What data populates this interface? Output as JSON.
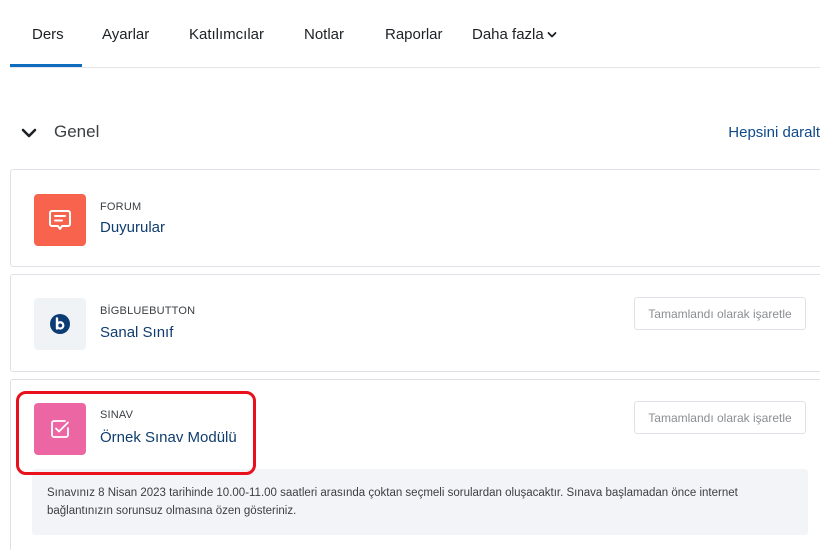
{
  "nav": {
    "tabs": [
      {
        "label": "Ders"
      },
      {
        "label": "Ayarlar"
      },
      {
        "label": "Katılımcılar"
      },
      {
        "label": "Notlar"
      },
      {
        "label": "Raporlar"
      },
      {
        "label": "Daha fazla"
      }
    ]
  },
  "section": {
    "title": "Genel",
    "collapse_all": "Hepsini daralt"
  },
  "activities": [
    {
      "type": "FORUM",
      "name": "Duyurular",
      "icon": "forum-icon",
      "color": "#f7634d"
    },
    {
      "type": "BİGBLUEBUTTON",
      "name": "Sanal Sınıf",
      "icon": "bigbluebutton-icon",
      "complete_label": "Tamamlandı olarak işaretle"
    },
    {
      "type": "SINAV",
      "name": "Örnek Sınav Modülü",
      "icon": "quiz-icon",
      "color": "#eb66a2",
      "complete_label": "Tamamlandı olarak işaretle",
      "description": "Sınavınız 8 Nisan 2023 tarihinde 10.00-11.00 saatleri arasında çoktan seçmeli sorulardan oluşacaktır. Sınava başlamadan önce internet bağlantınızın sorunsuz olmasına özen gösteriniz."
    }
  ],
  "colors": {
    "accent": "#0f6cbf",
    "highlight": "#e8101a",
    "link": "#0f3d6e"
  }
}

* Work to be completed
Say how many lines hold the word "name", giving the number and nothing else.

* Result of the task
3